[Raw records]
==========

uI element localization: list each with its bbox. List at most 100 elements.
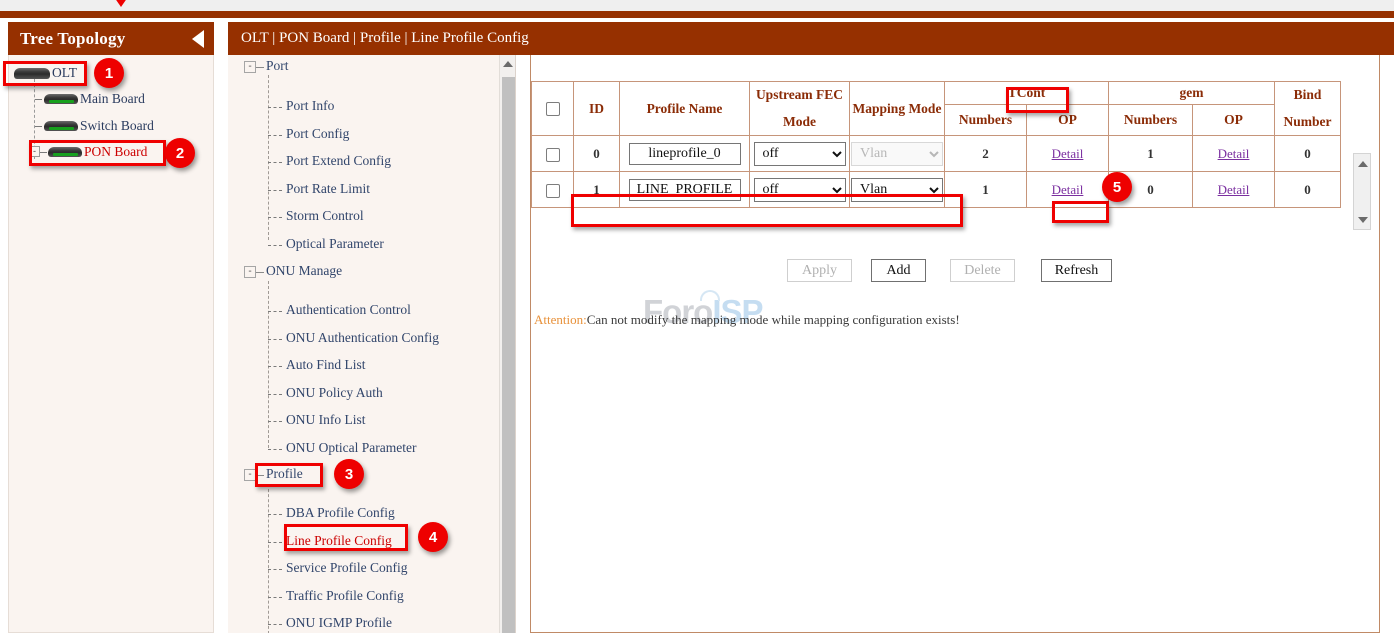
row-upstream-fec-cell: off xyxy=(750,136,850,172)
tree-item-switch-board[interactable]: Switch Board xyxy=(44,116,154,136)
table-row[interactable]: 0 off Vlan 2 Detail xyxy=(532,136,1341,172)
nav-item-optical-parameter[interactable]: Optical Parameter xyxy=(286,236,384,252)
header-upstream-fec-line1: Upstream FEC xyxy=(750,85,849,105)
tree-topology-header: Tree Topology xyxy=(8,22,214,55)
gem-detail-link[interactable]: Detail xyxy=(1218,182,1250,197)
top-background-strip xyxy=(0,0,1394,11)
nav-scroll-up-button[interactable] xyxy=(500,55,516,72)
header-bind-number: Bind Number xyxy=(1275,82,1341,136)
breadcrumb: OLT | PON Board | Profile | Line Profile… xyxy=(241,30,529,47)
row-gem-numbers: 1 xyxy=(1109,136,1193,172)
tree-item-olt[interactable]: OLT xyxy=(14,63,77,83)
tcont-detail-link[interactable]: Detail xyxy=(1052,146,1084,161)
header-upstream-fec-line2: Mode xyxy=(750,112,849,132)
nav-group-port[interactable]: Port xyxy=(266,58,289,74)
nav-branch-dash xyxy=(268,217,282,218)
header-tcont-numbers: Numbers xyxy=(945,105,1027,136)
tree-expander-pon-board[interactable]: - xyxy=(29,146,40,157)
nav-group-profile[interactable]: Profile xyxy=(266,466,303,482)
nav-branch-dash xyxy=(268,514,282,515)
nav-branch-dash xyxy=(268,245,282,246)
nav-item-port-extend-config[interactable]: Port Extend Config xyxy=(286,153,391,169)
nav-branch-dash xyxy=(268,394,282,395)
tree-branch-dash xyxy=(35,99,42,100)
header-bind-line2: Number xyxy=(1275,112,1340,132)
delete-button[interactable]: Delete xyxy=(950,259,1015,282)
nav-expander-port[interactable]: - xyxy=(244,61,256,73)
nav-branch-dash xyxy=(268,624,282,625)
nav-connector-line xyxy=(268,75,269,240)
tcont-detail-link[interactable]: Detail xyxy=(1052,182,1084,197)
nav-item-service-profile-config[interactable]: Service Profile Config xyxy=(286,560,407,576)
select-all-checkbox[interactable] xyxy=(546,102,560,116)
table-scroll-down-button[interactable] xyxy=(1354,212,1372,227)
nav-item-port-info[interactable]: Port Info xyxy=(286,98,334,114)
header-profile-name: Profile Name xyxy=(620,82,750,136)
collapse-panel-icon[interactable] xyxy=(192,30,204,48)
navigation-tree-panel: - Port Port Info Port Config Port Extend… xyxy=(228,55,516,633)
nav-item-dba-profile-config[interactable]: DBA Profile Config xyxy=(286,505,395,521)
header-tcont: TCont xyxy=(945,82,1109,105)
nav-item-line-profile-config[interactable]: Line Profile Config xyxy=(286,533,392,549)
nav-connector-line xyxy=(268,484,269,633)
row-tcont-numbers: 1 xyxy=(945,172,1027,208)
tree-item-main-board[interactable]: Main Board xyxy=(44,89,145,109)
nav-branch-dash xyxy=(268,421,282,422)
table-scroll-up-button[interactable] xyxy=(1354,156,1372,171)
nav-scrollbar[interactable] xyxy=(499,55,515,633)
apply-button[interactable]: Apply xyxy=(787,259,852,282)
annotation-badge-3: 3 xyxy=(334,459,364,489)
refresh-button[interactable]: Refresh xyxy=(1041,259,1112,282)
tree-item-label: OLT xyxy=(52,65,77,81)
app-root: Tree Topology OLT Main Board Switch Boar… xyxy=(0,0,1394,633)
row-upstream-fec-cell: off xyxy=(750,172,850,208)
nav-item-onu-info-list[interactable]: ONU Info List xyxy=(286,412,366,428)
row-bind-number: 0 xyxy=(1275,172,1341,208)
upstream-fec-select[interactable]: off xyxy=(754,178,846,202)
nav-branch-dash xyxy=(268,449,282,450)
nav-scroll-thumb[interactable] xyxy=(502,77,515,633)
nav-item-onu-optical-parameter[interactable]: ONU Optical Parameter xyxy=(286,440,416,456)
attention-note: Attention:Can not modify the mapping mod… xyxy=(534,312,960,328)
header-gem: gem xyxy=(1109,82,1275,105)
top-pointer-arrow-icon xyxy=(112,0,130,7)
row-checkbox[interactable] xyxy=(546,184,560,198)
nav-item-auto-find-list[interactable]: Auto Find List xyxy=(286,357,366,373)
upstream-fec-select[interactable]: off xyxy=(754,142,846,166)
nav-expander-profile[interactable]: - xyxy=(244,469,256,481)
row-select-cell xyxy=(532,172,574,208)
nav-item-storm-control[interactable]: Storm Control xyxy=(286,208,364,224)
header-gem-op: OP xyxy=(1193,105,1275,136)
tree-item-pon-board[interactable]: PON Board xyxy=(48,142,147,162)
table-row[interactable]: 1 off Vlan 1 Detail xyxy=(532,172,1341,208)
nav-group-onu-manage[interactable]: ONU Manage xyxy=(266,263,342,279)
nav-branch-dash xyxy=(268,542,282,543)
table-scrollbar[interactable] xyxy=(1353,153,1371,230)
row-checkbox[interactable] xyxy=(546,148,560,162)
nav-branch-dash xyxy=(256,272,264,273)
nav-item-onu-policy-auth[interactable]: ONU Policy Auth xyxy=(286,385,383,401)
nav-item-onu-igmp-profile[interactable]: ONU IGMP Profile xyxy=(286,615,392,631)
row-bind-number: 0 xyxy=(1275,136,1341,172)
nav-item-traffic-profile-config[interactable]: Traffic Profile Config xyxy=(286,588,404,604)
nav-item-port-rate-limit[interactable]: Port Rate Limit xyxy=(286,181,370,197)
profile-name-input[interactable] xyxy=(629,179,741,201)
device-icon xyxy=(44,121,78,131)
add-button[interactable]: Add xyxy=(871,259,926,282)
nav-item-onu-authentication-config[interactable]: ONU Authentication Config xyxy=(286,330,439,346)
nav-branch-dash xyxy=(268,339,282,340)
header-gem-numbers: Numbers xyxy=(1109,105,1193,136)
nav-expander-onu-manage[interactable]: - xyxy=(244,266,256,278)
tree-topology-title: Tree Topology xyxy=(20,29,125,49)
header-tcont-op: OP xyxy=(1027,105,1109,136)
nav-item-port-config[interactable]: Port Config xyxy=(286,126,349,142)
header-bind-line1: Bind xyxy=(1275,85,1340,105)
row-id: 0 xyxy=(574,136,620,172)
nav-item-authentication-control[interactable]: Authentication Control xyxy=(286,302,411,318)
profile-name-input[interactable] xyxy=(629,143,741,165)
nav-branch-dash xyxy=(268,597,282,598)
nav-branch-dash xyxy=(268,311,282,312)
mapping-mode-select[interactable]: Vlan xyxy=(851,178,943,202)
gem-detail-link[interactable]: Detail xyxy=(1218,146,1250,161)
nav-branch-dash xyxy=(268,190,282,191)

==========

### [Problem requirements]
Can you copy out every line of the records above word for word, leaving out the pictures?

### [Output of the exercise]
uI element localization: list each with its bbox. List at most 100 elements.
row-upstream-fec-cell: off xyxy=(750,136,850,172)
tree-item-switch-board[interactable]: Switch Board xyxy=(44,116,154,136)
table-row[interactable]: 0 off Vlan 2 Detail xyxy=(532,136,1341,172)
nav-item-optical-parameter[interactable]: Optical Parameter xyxy=(286,236,384,252)
header-upstream-fec-line1: Upstream FEC xyxy=(750,85,849,105)
tree-topology-header: Tree Topology xyxy=(8,22,214,55)
gem-detail-link[interactable]: Detail xyxy=(1218,182,1250,197)
top-background-strip xyxy=(0,0,1394,11)
nav-scroll-up-button[interactable] xyxy=(500,55,516,72)
header-bind-number: Bind Number xyxy=(1275,82,1341,136)
breadcrumb: OLT | PON Board | Profile | Line Profile… xyxy=(241,30,529,47)
row-gem-numbers: 1 xyxy=(1109,136,1193,172)
tree-item-olt[interactable]: OLT xyxy=(14,63,77,83)
tcont-detail-link[interactable]: Detail xyxy=(1052,146,1084,161)
header-upstream-fec-line2: Mode xyxy=(750,112,849,132)
nav-group-port[interactable]: Port xyxy=(266,58,289,74)
nav-branch-dash xyxy=(268,217,282,218)
header-tcont-numbers: Numbers xyxy=(945,105,1027,136)
tree-expander-pon-board[interactable]: - xyxy=(29,146,40,157)
nav-group-profile[interactable]: Profile xyxy=(266,466,303,482)
nav-branch-dash xyxy=(268,514,282,515)
nav-branch-dash xyxy=(268,245,282,246)
nav-item-port-extend-config[interactable]: Port Extend Config xyxy=(286,153,391,169)
nav-branch-dash xyxy=(268,394,282,395)
tree-branch-dash xyxy=(35,99,42,100)
header-bind-line2: Number xyxy=(1275,112,1340,132)
delete-button[interactable]: Delete xyxy=(950,259,1015,282)
nav-expander-port[interactable]: - xyxy=(244,61,256,73)
nav-branch-dash xyxy=(268,624,282,625)
nav-connector-line xyxy=(268,75,269,240)
tcont-detail-link[interactable]: Detail xyxy=(1052,182,1084,197)
nav-item-service-profile-config[interactable]: Service Profile Config xyxy=(286,560,407,576)
select-all-checkbox[interactable] xyxy=(546,102,560,116)
table-scroll-down-button[interactable] xyxy=(1354,212,1372,227)
nav-item-port-info[interactable]: Port Info xyxy=(286,98,334,114)
header-profile-name: Profile Name xyxy=(620,82,750,136)
collapse-panel-icon[interactable] xyxy=(192,30,204,48)
navigation-tree-panel: - Port Port Info Port Config Port Extend… xyxy=(228,55,516,633)
nav-item-dba-profile-config[interactable]: DBA Profile Config xyxy=(286,505,395,521)
header-tcont: TCont xyxy=(945,82,1109,105)
nav-item-line-profile-config[interactable]: Line Profile Config xyxy=(286,533,392,549)
nav-connector-line xyxy=(268,484,269,633)
row-tcont-numbers: 1 xyxy=(945,172,1027,208)
tree-item-main-board[interactable]: Main Board xyxy=(44,89,145,109)
nav-branch-dash xyxy=(268,421,282,422)
table-scroll-up-button[interactable] xyxy=(1354,156,1372,171)
nav-scrollbar[interactable] xyxy=(499,55,515,633)
apply-button[interactable]: Apply xyxy=(787,259,852,282)
annotation-badge-3: 3 xyxy=(334,459,364,489)
refresh-button[interactable]: Refresh xyxy=(1041,259,1112,282)
tree-item-label: OLT xyxy=(52,65,77,81)
app-root: Tree Topology OLT Main Board Switch Boar… xyxy=(0,0,1394,633)
row-upstream-fec-cell: off xyxy=(750,172,850,208)
nav-item-onu-info-list[interactable]: ONU Info List xyxy=(286,412,366,428)
row-bind-number: 0 xyxy=(1275,172,1341,208)
upstream-fec-select[interactable]: off xyxy=(754,178,846,202)
nav-branch-dash xyxy=(268,449,282,450)
nav-scroll-thumb[interactable] xyxy=(502,77,515,633)
nav-item-onu-optical-parameter[interactable]: ONU Optical Parameter xyxy=(286,440,416,456)
attention-note: Attention:Can not modify the mapping mod… xyxy=(534,312,960,328)
header-gem: gem xyxy=(1109,82,1275,105)
top-pointer-arrow-icon xyxy=(112,0,130,7)
row-checkbox[interactable] xyxy=(546,184,560,198)
nav-item-auto-find-list[interactable]: Auto Find List xyxy=(286,357,366,373)
upstream-fec-select[interactable]: off xyxy=(754,142,846,166)
nav-expander-profile[interactable]: - xyxy=(244,469,256,481)
row-select-cell xyxy=(532,172,574,208)
nav-item-storm-control[interactable]: Storm Control xyxy=(286,208,364,224)
header-gem-op: OP xyxy=(1193,105,1275,136)
tree-item-pon-board[interactable]: PON Board xyxy=(48,142,147,162)
table-row[interactable]: 1 off Vlan 1 Detail xyxy=(532,172,1341,208)
nav-group-onu-manage[interactable]: ONU Manage xyxy=(266,263,342,279)
nav-branch-dash xyxy=(268,542,282,543)
table-scrollbar[interactable] xyxy=(1353,153,1371,230)
row-checkbox[interactable] xyxy=(546,148,560,162)
nav-branch-dash xyxy=(256,272,264,273)
nav-item-onu-policy-auth[interactable]: ONU Policy Auth xyxy=(286,385,383,401)
nav-item-onu-igmp-profile[interactable]: ONU IGMP Profile xyxy=(286,615,392,631)
row-bind-number: 0 xyxy=(1275,136,1341,172)
nav-item-traffic-profile-config[interactable]: Traffic Profile Config xyxy=(286,588,404,604)
nav-item-port-rate-limit[interactable]: Port Rate Limit xyxy=(286,181,370,197)
profile-name-input[interactable] xyxy=(629,179,741,201)
device-icon xyxy=(44,121,78,131)
add-button[interactable]: Add xyxy=(871,259,926,282)
nav-item-onu-authentication-config[interactable]: ONU Authentication Config xyxy=(286,330,439,346)
nav-branch-dash xyxy=(268,339,282,340)
header-gem-numbers: Numbers xyxy=(1109,105,1193,136)
nav-expander-onu-manage[interactable]: - xyxy=(244,266,256,278)
tree-topology-title: Tree Topology xyxy=(20,29,125,49)
header-tcont-op: OP xyxy=(1027,105,1109,136)
nav-item-port-config[interactable]: Port Config xyxy=(286,126,349,142)
header-bind-line1: Bind xyxy=(1275,85,1340,105)
row-id: 0 xyxy=(574,136,620,172)
nav-item-authentication-control[interactable]: Authentication Control xyxy=(286,302,411,318)
profile-name-input[interactable] xyxy=(629,143,741,165)
nav-branch-dash xyxy=(268,597,282,598)
nav-branch-dash xyxy=(268,311,282,312)
mapping-mode-select[interactable]: Vlan xyxy=(851,178,943,202)
gem-detail-link[interactable]: Detail xyxy=(1218,146,1250,161)
nav-branch-dash xyxy=(268,190,282,191)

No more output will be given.